Find the lines that hold the word "text" and return them.

## Dataset records

● ● ● ● ● ● ●

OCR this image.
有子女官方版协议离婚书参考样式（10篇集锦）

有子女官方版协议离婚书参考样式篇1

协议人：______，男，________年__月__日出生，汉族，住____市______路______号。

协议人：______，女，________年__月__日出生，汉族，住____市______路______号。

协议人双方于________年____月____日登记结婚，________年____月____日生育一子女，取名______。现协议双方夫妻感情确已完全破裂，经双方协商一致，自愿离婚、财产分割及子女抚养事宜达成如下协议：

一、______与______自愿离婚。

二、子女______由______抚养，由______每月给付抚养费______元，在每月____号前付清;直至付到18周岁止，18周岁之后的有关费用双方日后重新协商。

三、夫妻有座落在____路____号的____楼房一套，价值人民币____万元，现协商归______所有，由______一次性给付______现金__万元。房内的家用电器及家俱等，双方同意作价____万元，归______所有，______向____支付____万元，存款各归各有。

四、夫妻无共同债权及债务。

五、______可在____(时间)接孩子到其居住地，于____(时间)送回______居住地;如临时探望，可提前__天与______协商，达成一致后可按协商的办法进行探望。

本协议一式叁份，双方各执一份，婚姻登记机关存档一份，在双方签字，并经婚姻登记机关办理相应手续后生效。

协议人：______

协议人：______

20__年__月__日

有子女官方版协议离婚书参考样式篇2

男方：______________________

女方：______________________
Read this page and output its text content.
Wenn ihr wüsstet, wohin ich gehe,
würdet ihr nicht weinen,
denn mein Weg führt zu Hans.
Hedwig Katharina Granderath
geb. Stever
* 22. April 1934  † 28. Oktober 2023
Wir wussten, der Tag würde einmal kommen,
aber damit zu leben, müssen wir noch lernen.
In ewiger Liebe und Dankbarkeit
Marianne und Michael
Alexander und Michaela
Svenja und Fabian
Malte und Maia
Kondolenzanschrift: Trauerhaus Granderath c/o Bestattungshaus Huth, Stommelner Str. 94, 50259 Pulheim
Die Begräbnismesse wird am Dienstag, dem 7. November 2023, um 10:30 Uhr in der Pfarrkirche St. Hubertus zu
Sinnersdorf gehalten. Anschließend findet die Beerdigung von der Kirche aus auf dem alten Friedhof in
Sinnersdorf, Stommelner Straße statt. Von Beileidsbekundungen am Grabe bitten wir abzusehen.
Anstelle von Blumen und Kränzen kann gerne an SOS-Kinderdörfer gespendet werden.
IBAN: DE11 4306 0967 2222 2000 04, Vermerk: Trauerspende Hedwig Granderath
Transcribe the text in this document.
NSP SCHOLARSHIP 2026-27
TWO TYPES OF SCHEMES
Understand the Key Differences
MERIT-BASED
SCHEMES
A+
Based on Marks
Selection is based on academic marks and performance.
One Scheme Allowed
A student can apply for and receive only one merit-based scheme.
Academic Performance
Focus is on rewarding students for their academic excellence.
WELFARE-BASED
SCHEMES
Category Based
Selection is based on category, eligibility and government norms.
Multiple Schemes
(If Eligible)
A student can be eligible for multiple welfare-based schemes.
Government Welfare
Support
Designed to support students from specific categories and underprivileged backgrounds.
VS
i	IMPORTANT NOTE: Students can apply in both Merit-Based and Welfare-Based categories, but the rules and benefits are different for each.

● ● ● ● ● ● ●

## Written solution
Read this page and output its text content.
Transcribe the text in this document.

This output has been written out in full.